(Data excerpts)
►

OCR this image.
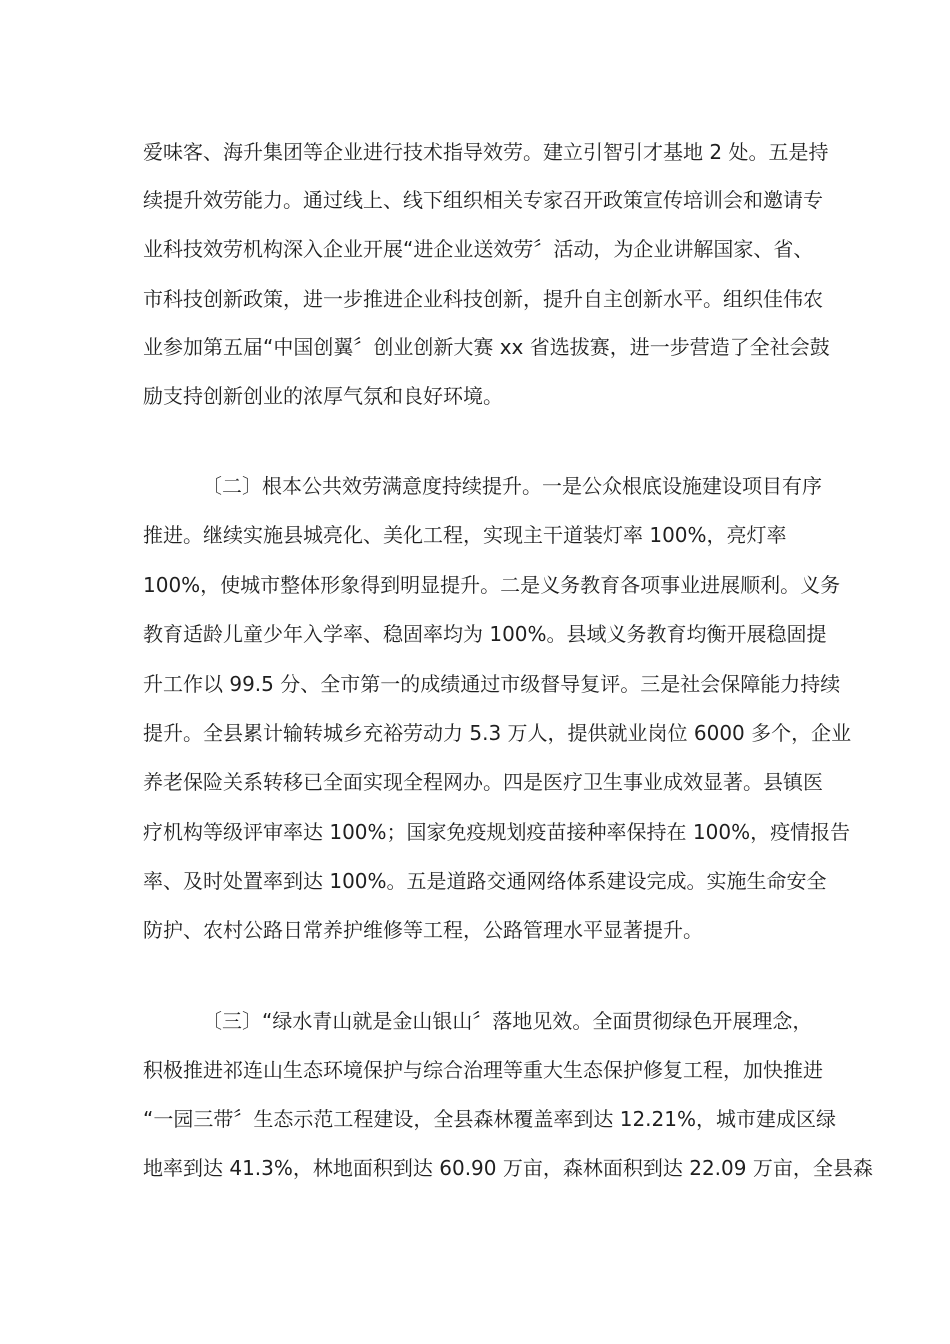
爱味客、海升集团等企业进行技术指导效劳。建立引智引才基地 2 处。五是持
续提升效劳能力。通过线上、线下组织相关专家召开政策宣传培训会和邀请专
业科技效劳机构深入企业开展“进企业送效劳〞活动，为企业讲解国家、省、
市科技创新政策，进一步推进企业科技创新，提升自主创新水平。组织佳伟农
业参加第五届“中国创翼〞创业创新大赛 xx 省选拔赛，进一步营造了全社会鼓
励支持创新创业的浓厚气氛和良好环境。
〔二〕根本公共效劳满意度持续提升。一是公众根底设施建设项目有序
推进。继续实施县城亮化、美化工程，实现主干道装灯率 100%，亮灯率
100%，使城市整体形象得到明显提升。二是义务教育各项事业进展顺利。义务
教育适龄儿童少年入学率、稳固率均为 100%。县域义务教育均衡开展稳固提
升工作以 99.5 分、全市第一的成绩通过市级督导复评。三是社会保障能力持续
提升。全县累计输转城乡充裕劳动力 5.3 万人，提供就业岗位 6000 多个，企业
养老保险关系转移已全面实现全程网办。四是医疗卫生事业成效显著。县镇医
疗机构等级评审率达 100%；国家免疫规划疫苗接种率保持在 100%，疫情报告
率、及时处置率到达 100%。五是道路交通网络体系建设完成。实施生命安全
防护、农村公路日常养护维修等工程，公路管理水平显著提升。
〔三〕“绿水青山就是金山银山〞落地见效。全面贯彻绿色开展理念，
积极推进祁连山生态环境保护与综合治理等重大生态保护修复工程，加快推进
“一园三带〞生态示范工程建设，全县森林覆盖率到达 12.21%，城市建成区绿
地率到达 41.3%，林地面积到达 60.90 万亩，森林面积到达 22.09 万亩，全县森
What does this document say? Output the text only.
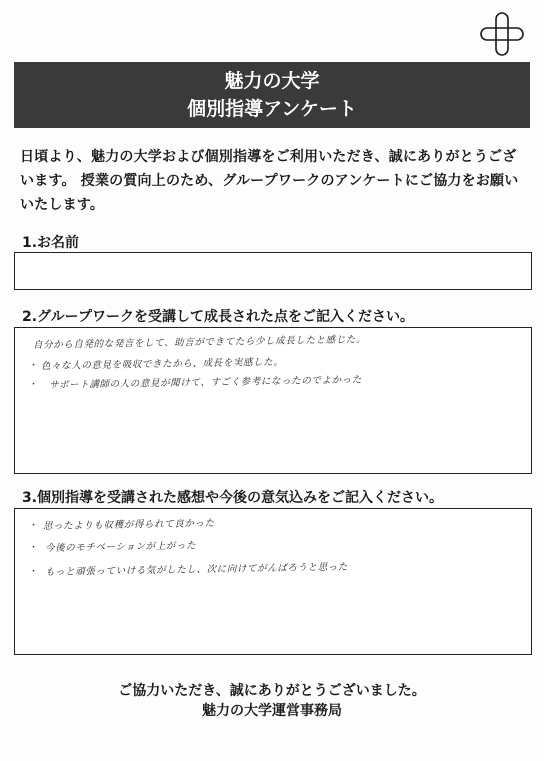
魅力の大学
個別指導アンケート
日頃より、魅力の大学および個別指導をご利用いただき、誠にありがとうございます。 授業の質向上のため、グループワークのアンケートにご協力をお願いいたします。
1.お名前
2.グループワークを受講して成長された点をご記入ください。
自分から自発的な発言をして、助言ができてたら少し成長したと感じた。
・ 色々な人の意見を吸収できたから、成長を実感した。
・ サポート講師の人の意見が聞けて、すごく参考になったのでよかった
3.個別指導を受講された感想や今後の意気込みをご記入ください。
・ 思ったよりも収穫が得られて良かった
・ 今後のモチベーションが上がった
・ もっと頑張っていける気がしたし、次に向けてがんばろうと思った
ご協力いただき、誠にありがとうございました。
魅力の大学運営事務局
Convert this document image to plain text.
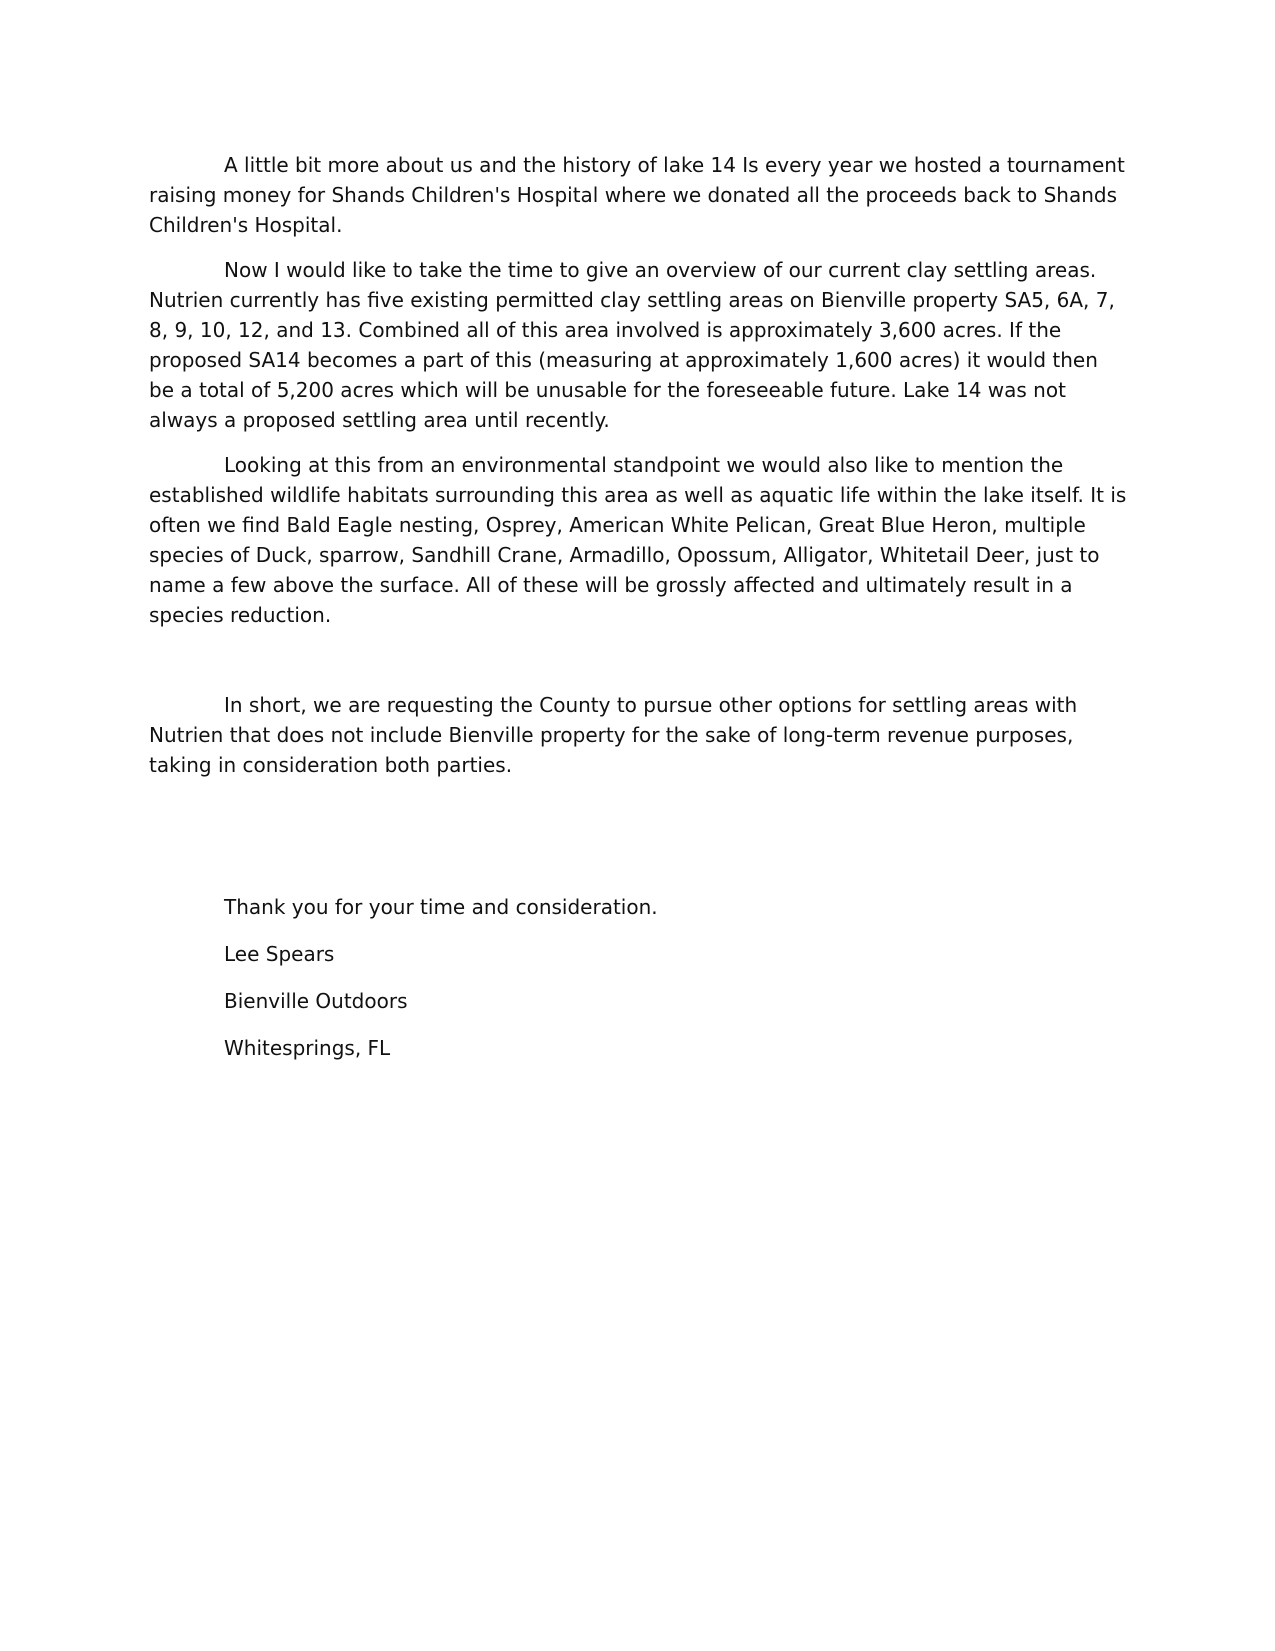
A little bit more about us and the history of lake 14 Is every year we hosted a tournament raising money for Shands Children's Hospital where we donated all the proceeds back to Shands Children's Hospital.

Now I would like to take the time to give an overview of our current clay settling areas. Nutrien currently has five existing permitted clay settling areas on Bienville property SA5, 6A, 7, 8, 9, 10, 12, and 13. Combined all of this area involved is approximately 3,600 acres. If the proposed SA14 becomes a part of this (measuring at approximately 1,600 acres) it would then be a total of 5,200 acres which will be unusable for the foreseeable future. Lake 14 was not always a proposed settling area until recently.

Looking at this from an environmental standpoint we would also like to mention the established wildlife habitats surrounding this area as well as aquatic life within the lake itself. It is often we find Bald Eagle nesting, Osprey, American White Pelican, Great Blue Heron, multiple species of Duck, sparrow, Sandhill Crane, Armadillo, Opossum, Alligator, Whitetail Deer, just to name a few above the surface. All of these will be grossly affected and ultimately result in a species reduction.

In short, we are requesting the County to pursue other options for settling areas with Nutrien that does not include Bienville property for the sake of long-term revenue purposes, taking in consideration both parties.

Thank you for your time and consideration.
Lee Spears
Bienville Outdoors
Whitesprings, FL
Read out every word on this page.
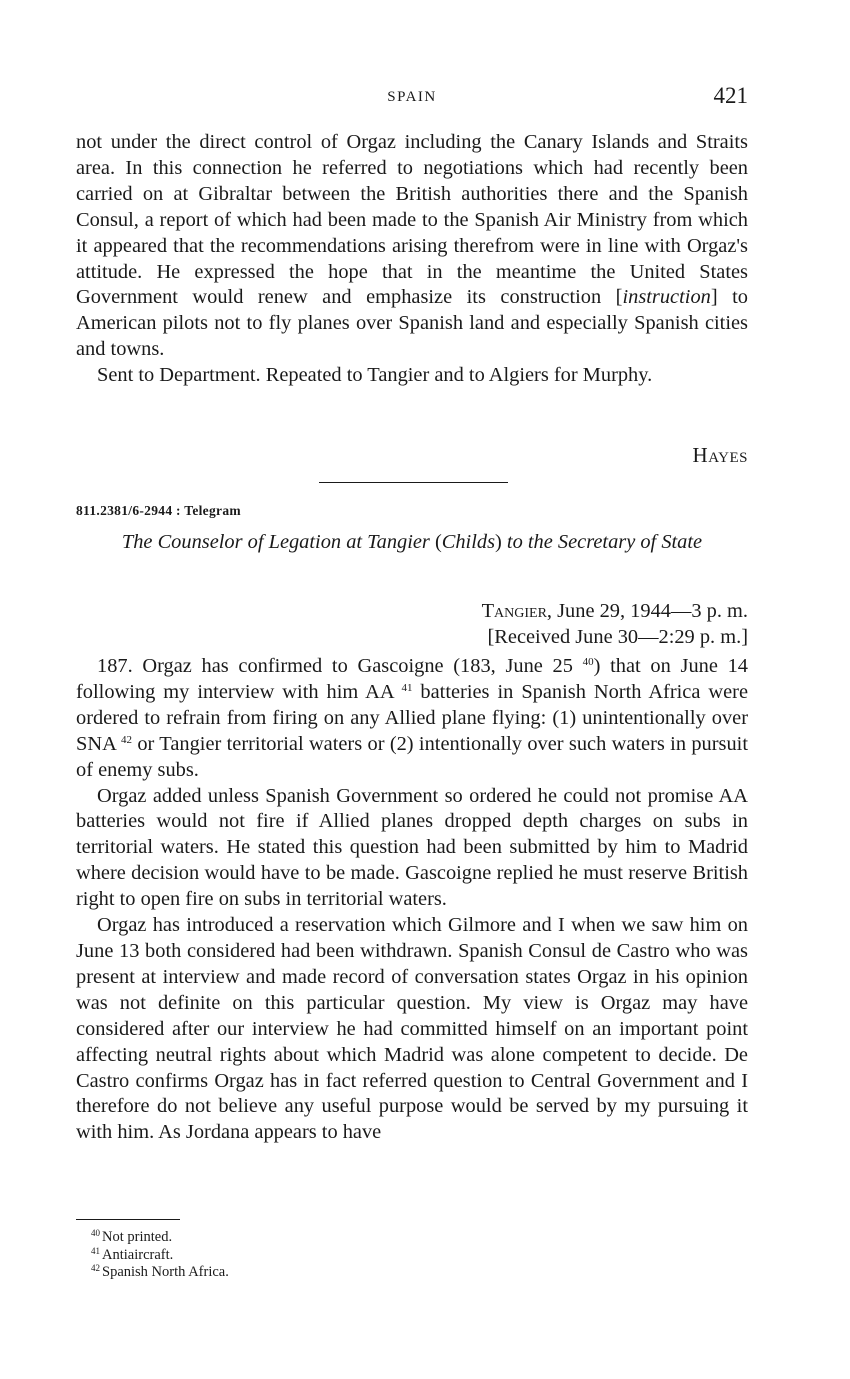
SPAIN	421

not under the direct control of Orgaz including the Canary Islands and Straits area. In this connection he referred to negotiations which had recently been carried on at Gibraltar between the British authorities there and the Spanish Consul, a report of which had been made to the Spanish Air Ministry from which it appeared that the recommendations arising therefrom were in line with Orgaz's attitude. He expressed the hope that in the meantime the United States Government would renew and emphasize its construction [instruction] to American pilots not to fly planes over Spanish land and especially Spanish cities and towns.

Sent to Department. Repeated to Tangier and to Algiers for Murphy.

Hayes
811.2381/6-2944 : Telegram
The Counselor of Legation at Tangier (Childs) to the Secretary of State
Tangier, June 29, 1944—3 p. m.
[Received June 30—2:29 p. m.]

187. Orgaz has confirmed to Gascoigne (183, June 25 $^{40}$) that on June 14 following my interview with him AA $^{41}$ batteries in Spanish North Africa were ordered to refrain from firing on any Allied plane flying: (1) unintentionally over SNA $^{42}$ or Tangier territorial waters or (2) intentionally over such waters in pursuit of enemy subs.

Orgaz added unless Spanish Government so ordered he could not promise AA batteries would not fire if Allied planes dropped depth charges on subs in territorial waters. He stated this question had been submitted by him to Madrid where decision would have to be made. Gascoigne replied he must reserve British right to open fire on subs in territorial waters.

Orgaz has introduced a reservation which Gilmore and I when we saw him on June 13 both considered had been withdrawn. Spanish Consul de Castro who was present at interview and made record of conversation states Orgaz in his opinion was not definite on this particular question. My view is Orgaz may have considered after our interview he had committed himself on an important point affecting neutral rights about which Madrid was alone competent to decide. De Castro confirms Orgaz has in fact referred question to Central Government and I therefore do not believe any useful purpose would be served by my pursuing it with him. As Jordana appears to have

$^{40}$ Not printed.
$^{41}$ Antiaircraft.
$^{42}$ Spanish North Africa.
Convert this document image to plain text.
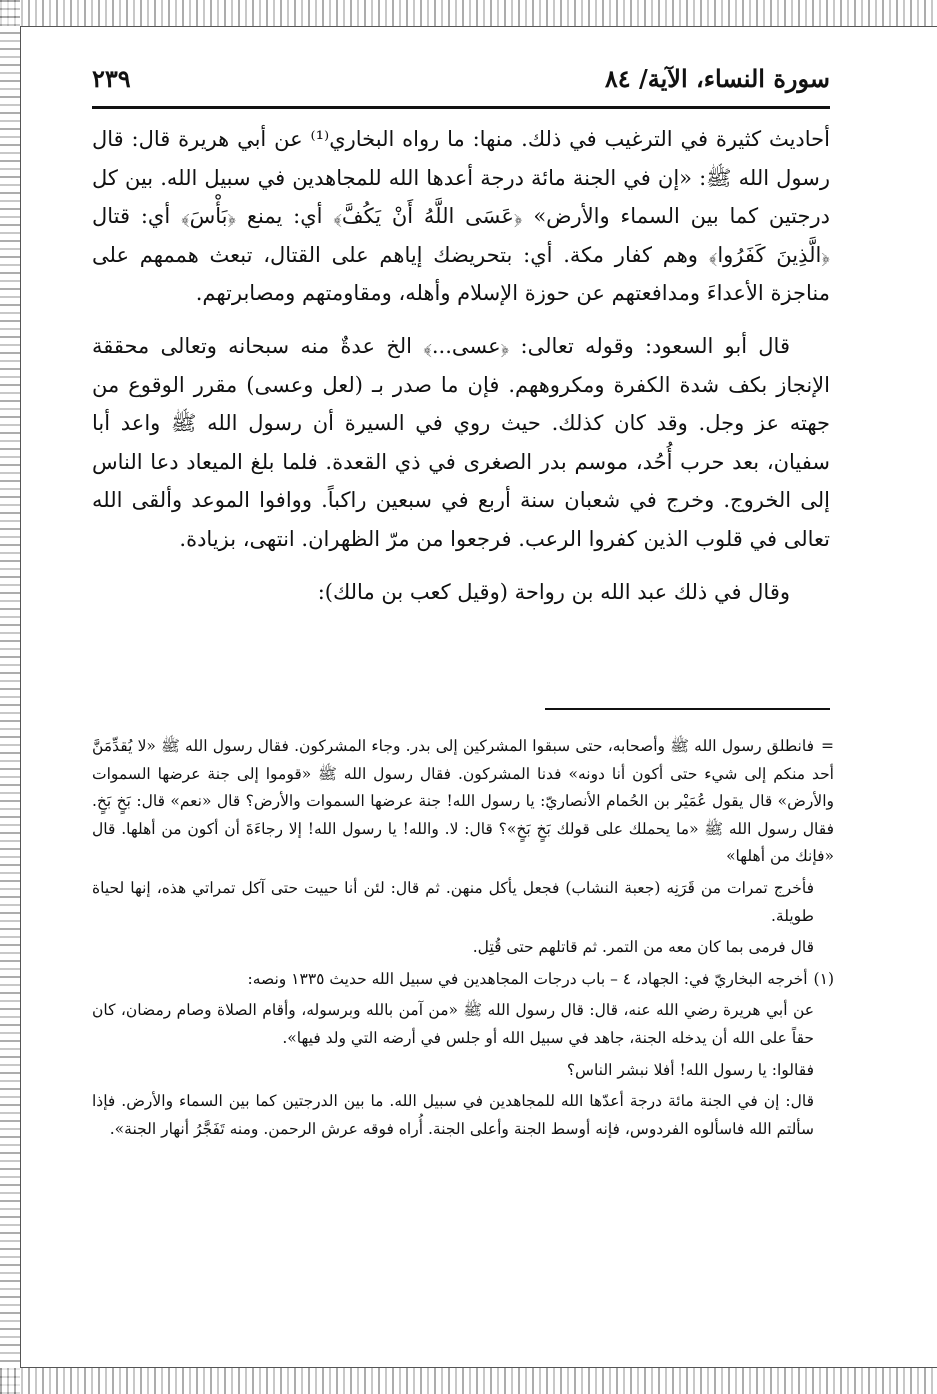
سورة النساء، الآية/ ٨٤
٢٣٩

أحاديث كثيرة في الترغيب في ذلك. منها: ما رواه البخاري⁽¹⁾ عن أبي هريرة قال: قال رسول الله ﷺ: «إن في الجنة مائة درجة أعدها الله للمجاهدين في سبيل الله. بين كل درجتين كما بين السماء والأرض» ﴿عَسَى اللَّهُ أَنْ يَكُفَّ﴾ أي: يمنع ﴿بَأْسَ﴾ أي: قتال ﴿الَّذِينَ كَفَرُوا﴾ وهم كفار مكة. أي: بتحريضك إياهم على القتال، تبعث هممهم على مناجزة الأعداءَ ومدافعتهم عن حوزة الإسلام وأهله، ومقاومتهم ومصابرتهم.

قال أبو السعود: وقوله تعالى: ﴿عسى...﴾ الخ عدةٌ منه سبحانه وتعالى محققة الإنجاز بكف شدة الكفرة ومكروههم. فإن ما صدر بـ (لعل وعسى) مقرر الوقوع من جهته عز وجل. وقد كان كذلك. حيث روي في السيرة أن رسول الله ﷺ واعد أبا سفيان، بعد حرب أُحُد، موسم بدر الصغرى في ذي القعدة. فلما بلغ الميعاد دعا الناس إلى الخروج. وخرج في شعبان سنة أربع في سبعين راكباً. ووافوا الموعد وألقى الله تعالى في قلوب الذين كفروا الرعب. فرجعوا من مرّ الظهران. انتهى، بزيادة.

وقال في ذلك عبد الله بن رواحة (وقيل كعب بن مالك):

=فانطلق رسول الله ﷺ وأصحابه، حتى سبقوا المشركين إلى بدر. وجاء المشركون. فقال رسول الله ﷺ «لا يُقدِّمَنَّ أحد منكم إلى شيء حتى أكون أنا دونه» فدنا المشركون. فقال رسول الله ﷺ «قوموا إلى جنة عرضها السموات والأرض» قال يقول عُمَيْر بن الحُمام الأنصاريّ: يا رسول الله! جنة عرضها السموات والأرض؟ قال «نعم» قال: بَخٍ بَخٍ. فقال رسول الله ﷺ «ما يحملك على قولك بَخٍ بَخٍ»؟ قال: لا. والله! يا رسول الله! إلا رجاءَةَ أن أكون من أهلها. قال «فإنك من أهلها»

فأخرج تمرات من قَرَنِه (جعبة النشاب) فجعل يأكل منهن. ثم قال: لئن أنا حييت حتى آكل تمراتي هذه، إنها لحياة طويلة.

قال فرمى بما كان معه من التمر. ثم قاتلهم حتى قُتِل.

(١)أخرجه البخاريّ في: الجهاد، ٤ – باب درجات المجاهدين في سبيل الله حديث ١٣٣٥ ونصه:

عن أبي هريرة رضي الله عنه، قال: قال رسول الله ﷺ «من آمن بالله وبرسوله، وأقام الصلاة وصام رمضان، كان حقاً على الله أن يدخله الجنة، جاهد في سبيل الله أو جلس في أرضه التي ولد فيها».

فقالوا: يا رسول الله! أفلا نبشر الناس؟

قال: إن في الجنة مائة درجة أعدّها الله للمجاهدين في سبيل الله. ما بين الدرجتين كما بين السماء والأرض. فإذا سألتم الله فاسألوه الفردوس، فإنه أوسط الجنة وأعلى الجنة. أُراه فوقه عرش الرحمن. ومنه تَفَجَّرُ أنهار الجنة».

◄

### Task instructions
Gather each line of the listing containing the word "consideration" and show it.

### Task output
In short, we are requesting the County to pursue other options for settling areas with Nutrien that does not include Bienville property for the sake of long-term revenue purposes, taking in consideration both parties.
Thank you for your time and consideration.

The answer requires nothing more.